EXERCISE TEXT: Begin

He studied political science at the University of California, Los Angeles, graduating with a Bachelor of Arts degree, and later earned a master's degree and a PhD from Claremont Graduate University’s School of Politics and Economics.

== Career ==
Earlier in his career, Orujyan entered the national political arena serving as an advisor for various US political campaigns, including the Presidential Election. In 2001, championing opportunities for youth and the disadvantaged, Orujyan initiated a human rights movement that brought over 40,000 young people and concerned citizens onto the streets of Los Angeles. Leveraging the power of social media and the convening power of youth, the movement has since turned into an annual observance, attracting over 150,000 galvanized people.

===Athgo===
In 1999 Orujyan founded Athgo, an entrepreneurship platform intended to provide opportunities for young innovators. The organisation gained consultative status with the United Nations Economic and Social Council, the UN Department of Public Information and the World Intellectual Property Organization.

Athgo organised recurring innovation forums at UN headquarters in New York and at the World Bank in Washington, D.C., bringing together young entrepreneurs, policymakers and corporate leaders.

===United Nations roles===
In April 2012 the International Telecommunication Union announced that Orujyan had been appointed one of eight new commissioners of the Broadband Commission for Digital Development.

Later that year he and Daniel Stauffacher were asked by the UN Secretary-General's office to conduct a review of the Global Alliance for Information and Communication Technologies and Development (GAID) and to serve as its co-chairs. The ICT4Peace Foundation reported that Orujyan and Stauffacher would present their recommendations to the UN General Assembly in September 2012.

===Foundation for Armenian Science and Technology===
In 2016 Russian-Armenian philanthropists Ruben Vardanyan and Noubar Afeyan invited Orujyan to help establish a new foundation that would promote science and technology in Armenia. After visiting Armenia he accepted the offer, and the Foundation for Armenian Science and Technology (FAST) was formally launched in June 2017.

Orujyan became the foundation's Founding CEO on 1 November 2017.

EXERCISE TEXT: End
DATA EXTRACT: Begin

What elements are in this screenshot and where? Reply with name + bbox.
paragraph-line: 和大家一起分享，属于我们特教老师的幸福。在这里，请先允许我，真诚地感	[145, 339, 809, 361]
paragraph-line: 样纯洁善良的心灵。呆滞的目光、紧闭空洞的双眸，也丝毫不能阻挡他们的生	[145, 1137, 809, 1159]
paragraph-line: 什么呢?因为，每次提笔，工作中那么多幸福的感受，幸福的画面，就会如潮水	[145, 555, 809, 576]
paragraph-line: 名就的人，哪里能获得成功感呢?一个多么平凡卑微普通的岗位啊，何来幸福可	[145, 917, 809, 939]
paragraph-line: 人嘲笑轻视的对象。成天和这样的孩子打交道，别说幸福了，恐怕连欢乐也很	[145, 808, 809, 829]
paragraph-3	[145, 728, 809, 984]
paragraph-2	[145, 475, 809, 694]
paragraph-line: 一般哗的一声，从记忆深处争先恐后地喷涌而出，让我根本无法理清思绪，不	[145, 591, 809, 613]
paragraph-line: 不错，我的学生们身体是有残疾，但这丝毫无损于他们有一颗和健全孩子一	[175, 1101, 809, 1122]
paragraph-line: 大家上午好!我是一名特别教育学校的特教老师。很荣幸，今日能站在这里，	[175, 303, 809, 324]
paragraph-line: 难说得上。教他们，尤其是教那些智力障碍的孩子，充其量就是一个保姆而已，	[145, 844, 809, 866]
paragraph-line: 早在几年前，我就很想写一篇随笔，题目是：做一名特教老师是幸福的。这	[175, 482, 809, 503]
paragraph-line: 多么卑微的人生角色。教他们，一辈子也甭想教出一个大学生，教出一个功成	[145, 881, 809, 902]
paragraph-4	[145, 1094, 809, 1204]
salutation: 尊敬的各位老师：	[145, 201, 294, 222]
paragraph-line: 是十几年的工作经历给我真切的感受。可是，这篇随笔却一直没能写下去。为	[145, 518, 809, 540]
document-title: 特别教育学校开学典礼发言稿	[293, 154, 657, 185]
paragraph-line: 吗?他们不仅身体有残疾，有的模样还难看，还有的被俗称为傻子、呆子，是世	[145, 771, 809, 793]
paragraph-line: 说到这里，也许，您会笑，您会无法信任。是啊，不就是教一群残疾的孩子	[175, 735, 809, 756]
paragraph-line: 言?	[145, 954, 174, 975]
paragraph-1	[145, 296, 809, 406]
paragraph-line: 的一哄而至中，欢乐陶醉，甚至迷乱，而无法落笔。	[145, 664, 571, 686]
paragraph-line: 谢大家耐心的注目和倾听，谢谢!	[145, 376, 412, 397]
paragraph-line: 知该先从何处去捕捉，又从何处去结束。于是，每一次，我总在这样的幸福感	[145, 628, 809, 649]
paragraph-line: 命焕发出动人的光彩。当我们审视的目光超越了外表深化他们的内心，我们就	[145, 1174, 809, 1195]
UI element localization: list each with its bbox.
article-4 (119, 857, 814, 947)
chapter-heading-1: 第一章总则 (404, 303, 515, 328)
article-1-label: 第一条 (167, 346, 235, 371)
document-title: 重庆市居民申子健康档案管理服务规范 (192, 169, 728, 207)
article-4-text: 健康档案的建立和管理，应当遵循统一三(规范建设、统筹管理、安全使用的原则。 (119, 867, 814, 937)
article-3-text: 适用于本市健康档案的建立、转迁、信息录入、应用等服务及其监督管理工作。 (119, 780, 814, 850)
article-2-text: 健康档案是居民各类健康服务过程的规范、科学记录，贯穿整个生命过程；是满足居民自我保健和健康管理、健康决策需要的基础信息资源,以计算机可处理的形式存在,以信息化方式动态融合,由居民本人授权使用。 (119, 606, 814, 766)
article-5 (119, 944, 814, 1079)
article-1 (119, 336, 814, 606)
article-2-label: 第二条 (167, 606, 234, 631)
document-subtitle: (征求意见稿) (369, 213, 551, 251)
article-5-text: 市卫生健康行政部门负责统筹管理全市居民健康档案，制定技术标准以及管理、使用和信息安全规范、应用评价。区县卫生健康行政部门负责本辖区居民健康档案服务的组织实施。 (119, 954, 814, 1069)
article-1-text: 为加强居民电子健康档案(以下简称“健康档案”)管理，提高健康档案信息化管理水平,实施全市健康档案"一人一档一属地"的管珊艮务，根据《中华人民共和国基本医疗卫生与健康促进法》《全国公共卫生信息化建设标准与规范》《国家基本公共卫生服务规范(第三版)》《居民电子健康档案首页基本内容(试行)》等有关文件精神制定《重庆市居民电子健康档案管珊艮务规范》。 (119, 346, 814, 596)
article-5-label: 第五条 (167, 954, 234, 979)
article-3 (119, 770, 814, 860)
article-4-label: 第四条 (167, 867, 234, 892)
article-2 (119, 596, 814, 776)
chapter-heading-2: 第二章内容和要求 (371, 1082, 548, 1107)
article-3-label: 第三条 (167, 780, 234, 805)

DATA EXTRACT: End

EXERCISE DESCRIPTION ->
Retype everything from "Athgo organised recurring" down to "and corporate leaders." in the Orujyan text above, keeping every word and mark the same.

RESPONSE ->
Athgo organised recurring innovation forums at UN headquarters in New York and at the World Bank in Washington, D.C., bringing together young entrepreneurs, policymakers and corporate leaders.